Aim of the task: Repeat the data that follows, word for word, without the images.

#### Material for this exercise

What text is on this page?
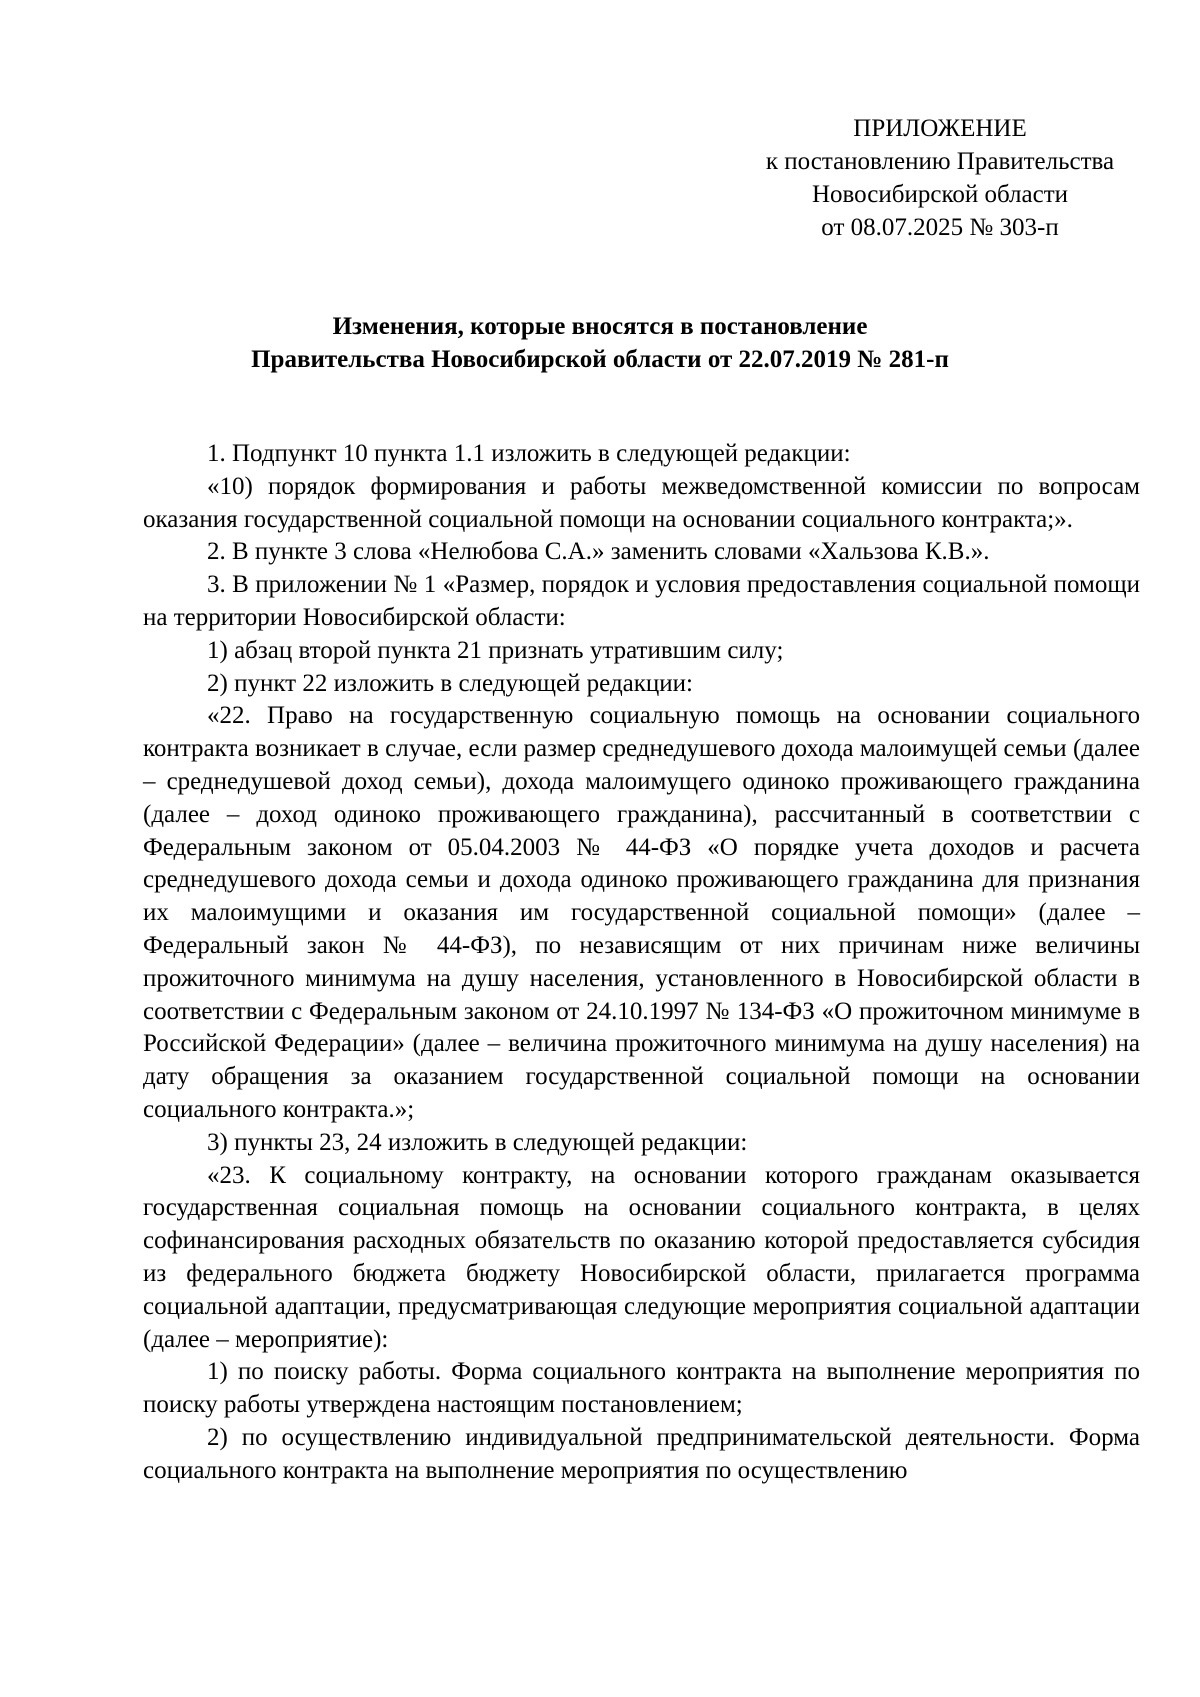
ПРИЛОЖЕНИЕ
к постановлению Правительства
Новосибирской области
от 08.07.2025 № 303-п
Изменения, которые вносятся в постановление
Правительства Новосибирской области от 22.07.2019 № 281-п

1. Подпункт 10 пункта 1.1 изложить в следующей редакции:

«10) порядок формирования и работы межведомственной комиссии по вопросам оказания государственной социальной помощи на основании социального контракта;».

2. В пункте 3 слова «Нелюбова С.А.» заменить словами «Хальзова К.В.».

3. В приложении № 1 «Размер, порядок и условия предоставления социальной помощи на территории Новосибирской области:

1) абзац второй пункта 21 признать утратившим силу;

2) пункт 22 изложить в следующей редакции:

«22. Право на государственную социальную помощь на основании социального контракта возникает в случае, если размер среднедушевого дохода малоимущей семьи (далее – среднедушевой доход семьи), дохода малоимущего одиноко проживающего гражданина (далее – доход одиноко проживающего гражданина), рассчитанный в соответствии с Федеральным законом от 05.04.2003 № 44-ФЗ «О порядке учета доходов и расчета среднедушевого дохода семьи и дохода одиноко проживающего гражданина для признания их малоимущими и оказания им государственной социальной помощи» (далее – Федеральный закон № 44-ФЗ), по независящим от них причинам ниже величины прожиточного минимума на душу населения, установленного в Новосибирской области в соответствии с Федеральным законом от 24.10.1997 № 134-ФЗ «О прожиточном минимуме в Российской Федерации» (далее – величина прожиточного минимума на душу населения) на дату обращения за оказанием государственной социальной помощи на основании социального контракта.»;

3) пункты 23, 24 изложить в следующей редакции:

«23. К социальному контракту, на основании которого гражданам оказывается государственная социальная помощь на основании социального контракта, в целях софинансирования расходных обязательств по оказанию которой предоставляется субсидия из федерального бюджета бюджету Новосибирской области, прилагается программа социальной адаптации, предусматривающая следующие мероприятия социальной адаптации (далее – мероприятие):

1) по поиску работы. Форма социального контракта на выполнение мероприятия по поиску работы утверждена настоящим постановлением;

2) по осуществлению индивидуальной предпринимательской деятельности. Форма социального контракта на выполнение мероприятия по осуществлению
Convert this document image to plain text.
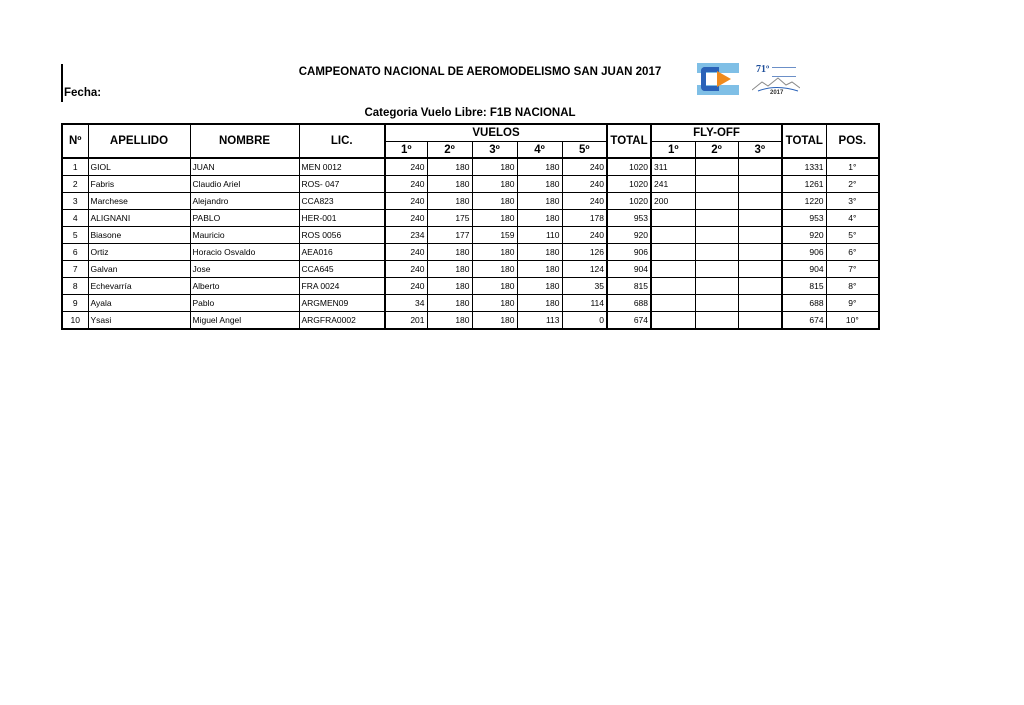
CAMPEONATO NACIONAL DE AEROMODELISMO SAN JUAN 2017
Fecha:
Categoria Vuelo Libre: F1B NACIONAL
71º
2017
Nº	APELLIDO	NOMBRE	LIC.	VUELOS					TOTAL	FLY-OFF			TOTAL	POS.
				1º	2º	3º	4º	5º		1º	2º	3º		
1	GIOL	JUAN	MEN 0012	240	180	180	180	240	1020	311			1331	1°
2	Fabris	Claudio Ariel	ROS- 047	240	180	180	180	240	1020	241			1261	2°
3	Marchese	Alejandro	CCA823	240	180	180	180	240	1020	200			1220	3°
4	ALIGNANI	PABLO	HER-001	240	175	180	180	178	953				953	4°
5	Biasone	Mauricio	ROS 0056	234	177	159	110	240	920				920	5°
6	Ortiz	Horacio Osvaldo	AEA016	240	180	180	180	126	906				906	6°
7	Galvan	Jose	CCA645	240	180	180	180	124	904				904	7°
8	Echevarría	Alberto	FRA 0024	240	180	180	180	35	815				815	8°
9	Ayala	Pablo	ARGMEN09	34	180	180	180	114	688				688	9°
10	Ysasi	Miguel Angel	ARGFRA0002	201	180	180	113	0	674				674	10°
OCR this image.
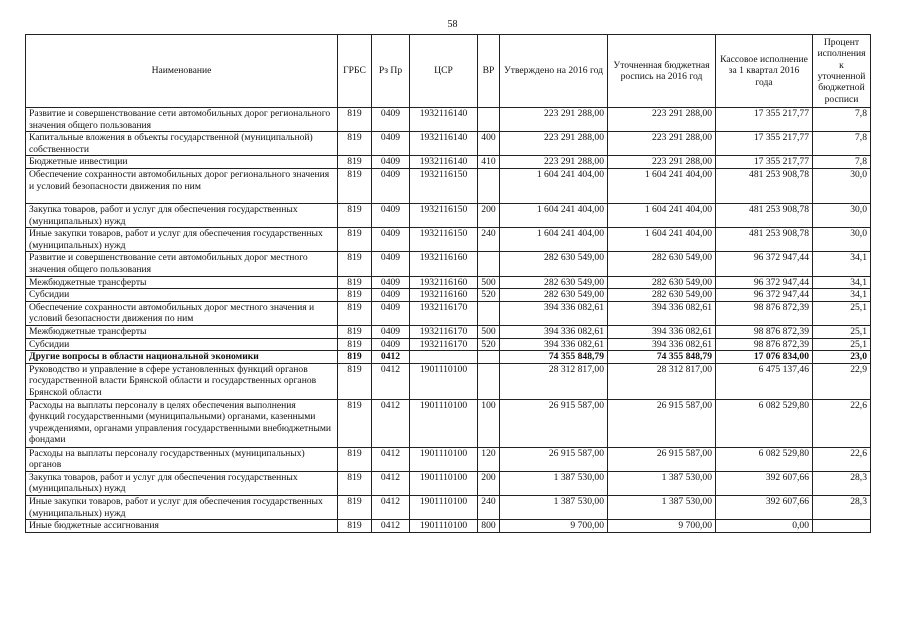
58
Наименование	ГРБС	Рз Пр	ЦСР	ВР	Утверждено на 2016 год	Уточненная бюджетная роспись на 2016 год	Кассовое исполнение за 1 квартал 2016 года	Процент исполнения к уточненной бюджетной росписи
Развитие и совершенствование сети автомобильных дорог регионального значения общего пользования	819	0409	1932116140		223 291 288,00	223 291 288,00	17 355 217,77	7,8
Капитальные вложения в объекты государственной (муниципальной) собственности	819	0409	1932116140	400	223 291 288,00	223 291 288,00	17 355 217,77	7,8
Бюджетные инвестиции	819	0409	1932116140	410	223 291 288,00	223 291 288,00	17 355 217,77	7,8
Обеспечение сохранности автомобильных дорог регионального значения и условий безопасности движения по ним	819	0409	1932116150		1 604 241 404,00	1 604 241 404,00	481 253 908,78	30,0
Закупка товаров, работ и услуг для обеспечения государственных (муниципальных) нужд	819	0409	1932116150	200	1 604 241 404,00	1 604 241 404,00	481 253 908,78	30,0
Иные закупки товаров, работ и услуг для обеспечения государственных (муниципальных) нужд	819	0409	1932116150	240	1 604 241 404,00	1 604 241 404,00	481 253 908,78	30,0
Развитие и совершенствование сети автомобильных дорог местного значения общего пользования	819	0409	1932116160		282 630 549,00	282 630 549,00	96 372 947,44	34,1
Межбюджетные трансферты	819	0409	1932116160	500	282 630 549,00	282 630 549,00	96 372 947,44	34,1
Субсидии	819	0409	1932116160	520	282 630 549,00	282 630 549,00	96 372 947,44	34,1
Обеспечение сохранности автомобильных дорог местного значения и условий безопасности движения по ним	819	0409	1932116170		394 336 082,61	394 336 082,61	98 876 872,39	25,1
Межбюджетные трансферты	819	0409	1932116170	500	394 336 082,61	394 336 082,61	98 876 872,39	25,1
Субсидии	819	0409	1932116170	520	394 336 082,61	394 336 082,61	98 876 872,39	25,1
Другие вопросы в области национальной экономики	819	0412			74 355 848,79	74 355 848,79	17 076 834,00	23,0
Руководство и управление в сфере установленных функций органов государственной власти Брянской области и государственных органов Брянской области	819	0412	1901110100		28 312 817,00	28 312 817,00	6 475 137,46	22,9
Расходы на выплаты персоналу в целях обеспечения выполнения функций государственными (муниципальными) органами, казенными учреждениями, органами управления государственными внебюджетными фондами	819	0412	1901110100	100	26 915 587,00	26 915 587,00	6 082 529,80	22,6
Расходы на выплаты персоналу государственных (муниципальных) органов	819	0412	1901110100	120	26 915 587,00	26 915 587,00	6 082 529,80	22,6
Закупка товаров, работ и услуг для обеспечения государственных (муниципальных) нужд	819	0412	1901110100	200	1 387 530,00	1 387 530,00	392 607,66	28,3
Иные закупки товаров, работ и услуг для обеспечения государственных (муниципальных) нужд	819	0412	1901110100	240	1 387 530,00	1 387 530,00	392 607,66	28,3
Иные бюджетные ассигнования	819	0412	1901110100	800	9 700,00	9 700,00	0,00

########

Result:
What text is on this page?
ПРИЛОЖЕНИЕ
к постановлению Правительства
Новосибирской области
от 08.07.2025 № 303-п
Изменения, которые вносятся в постановление
Правительства Новосибирской области от 22.07.2019 № 281-п

1. Подпункт 10 пункта 1.1 изложить в следующей редакции:

«10) порядок формирования и работы межведомственной комиссии по вопросам оказания государственной социальной помощи на основании социального контракта;».

2. В пункте 3 слова «Нелюбова С.А.» заменить словами «Хальзова К.В.».

3. В приложении № 1 «Размер, порядок и условия предоставления социальной помощи на территории Новосибирской области:

1) абзац второй пункта 21 признать утратившим силу;

2) пункт 22 изложить в следующей редакции:

«22. Право на государственную социальную помощь на основании социального контракта возникает в случае, если размер среднедушевого дохода малоимущей семьи (далее – среднедушевой доход семьи), дохода малоимущего одиноко проживающего гражданина (далее – доход одиноко проживающего гражданина), рассчитанный в соответствии с Федеральным законом от 05.04.2003 № 44-ФЗ «О порядке учета доходов и расчета среднедушевого дохода семьи и дохода одиноко проживающего гражданина для признания их малоимущими и оказания им государственной социальной помощи» (далее – Федеральный закон № 44-ФЗ), по независящим от них причинам ниже величины прожиточного минимума на душу населения, установленного в Новосибирской области в соответствии с Федеральным законом от 24.10.1997 № 134-ФЗ «О прожиточном минимуме в Российской Федерации» (далее – величина прожиточного минимума на душу населения) на дату обращения за оказанием государственной социальной помощи на основании социального контракта.»;

3) пункты 23, 24 изложить в следующей редакции:

«23. К социальному контракту, на основании которого гражданам оказывается государственная социальная помощь на основании социального контракта, в целях софинансирования расходных обязательств по оказанию которой предоставляется субсидия из федерального бюджета бюджету Новосибирской области, прилагается программа социальной адаптации, предусматривающая следующие мероприятия социальной адаптации (далее – мероприятие):

1) по поиску работы. Форма социального контракта на выполнение мероприятия по поиску работы утверждена настоящим постановлением;

2) по осуществлению индивидуальной предпринимательской деятельности. Форма социального контракта на выполнение мероприятия по осуществлению
Convert this document image to plain text.
CAMPEONATO NACIONAL DE AEROMODELISMO SAN JUAN 2017
Fecha:
Categoria Vuelo Libre: F1B NACIONAL
71º
2017
Nº	APELLIDO	NOMBRE	LIC.	VUELOS					TOTAL	FLY-OFF			TOTAL	POS.
				1º	2º	3º	4º	5º		1º	2º	3º		
1	GIOL	JUAN	MEN 0012	240	180	180	180	240	1020	311			1331	1°
2	Fabris	Claudio Ariel	ROS- 047	240	180	180	180	240	1020	241			1261	2°
3	Marchese	Alejandro	CCA823	240	180	180	180	240	1020	200			1220	3°
4	ALIGNANI	PABLO	HER-001	240	175	180	180	178	953				953	4°
5	Biasone	Mauricio	ROS 0056	234	177	159	110	240	920				920	5°
6	Ortiz	Horacio Osvaldo	AEA016	240	180	180	180	126	906				906	6°
7	Galvan	Jose	CCA645	240	180	180	180	124	904				904	7°
8	Echevarría	Alberto	FRA 0024	240	180	180	180	35	815				815	8°
9	Ayala	Pablo	ARGMEN09	34	180	180	180	114	688				688	9°
10	Ysasi	Miguel Angel	ARGFRA0002	201	180	180	113	0	674				674	10°
OCR this image.
58
Наименование	ГРБС	Рз Пр	ЦСР	ВР	Утверждено на 2016 год	Уточненная бюджетная роспись на 2016 год	Кассовое исполнение за 1 квартал 2016 года	Процент исполнения к уточненной бюджетной росписи
Развитие и совершенствование сети автомобильных дорог регионального значения общего пользования	819	0409	1932116140		223 291 288,00	223 291 288,00	17 355 217,77	7,8
Капитальные вложения в объекты государственной (муниципальной) собственности	819	0409	1932116140	400	223 291 288,00	223 291 288,00	17 355 217,77	7,8
Бюджетные инвестиции	819	0409	1932116140	410	223 291 288,00	223 291 288,00	17 355 217,77	7,8
Обеспечение сохранности автомобильных дорог регионального значения и условий безопасности движения по ним	819	0409	1932116150		1 604 241 404,00	1 604 241 404,00	481 253 908,78	30,0
Закупка товаров, работ и услуг для обеспечения государственных (муниципальных) нужд	819	0409	1932116150	200	1 604 241 404,00	1 604 241 404,00	481 253 908,78	30,0
Иные закупки товаров, работ и услуг для обеспечения государственных (муниципальных) нужд	819	0409	1932116150	240	1 604 241 404,00	1 604 241 404,00	481 253 908,78	30,0
Развитие и совершенствование сети автомобильных дорог местного значения общего пользования	819	0409	1932116160		282 630 549,00	282 630 549,00	96 372 947,44	34,1
Межбюджетные трансферты	819	0409	1932116160	500	282 630 549,00	282 630 549,00	96 372 947,44	34,1
Субсидии	819	0409	1932116160	520	282 630 549,00	282 630 549,00	96 372 947,44	34,1
Обеспечение сохранности автомобильных дорог местного значения и условий безопасности движения по ним	819	0409	1932116170		394 336 082,61	394 336 082,61	98 876 872,39	25,1
Межбюджетные трансферты	819	0409	1932116170	500	394 336 082,61	394 336 082,61	98 876 872,39	25,1
Субсидии	819	0409	1932116170	520	394 336 082,61	394 336 082,61	98 876 872,39	25,1
Другие вопросы в области национальной экономики	819	0412			74 355 848,79	74 355 848,79	17 076 834,00	23,0
Руководство и управление в сфере установленных функций органов государственной власти Брянской области и государственных органов Брянской области	819	0412	1901110100		28 312 817,00	28 312 817,00	6 475 137,46	22,9
Расходы на выплаты персоналу в целях обеспечения выполнения функций государственными (муниципальными) органами, казенными учреждениями, органами управления государственными внебюджетными фондами	819	0412	1901110100	100	26 915 587,00	26 915 587,00	6 082 529,80	22,6
Расходы на выплаты персоналу государственных (муниципальных) органов	819	0412	1901110100	120	26 915 587,00	26 915 587,00	6 082 529,80	22,6
Закупка товаров, работ и услуг для обеспечения государственных (муниципальных) нужд	819	0412	1901110100	200	1 387 530,00	1 387 530,00	392 607,66	28,3
Иные закупки товаров, работ и услуг для обеспечения государственных (муниципальных) нужд	819	0412	1901110100	240	1 387 530,00	1 387 530,00	392 607,66	28,3
Иные бюджетные ассигнования	819	0412	1901110100	800	9 700,00	9 700,00	0,00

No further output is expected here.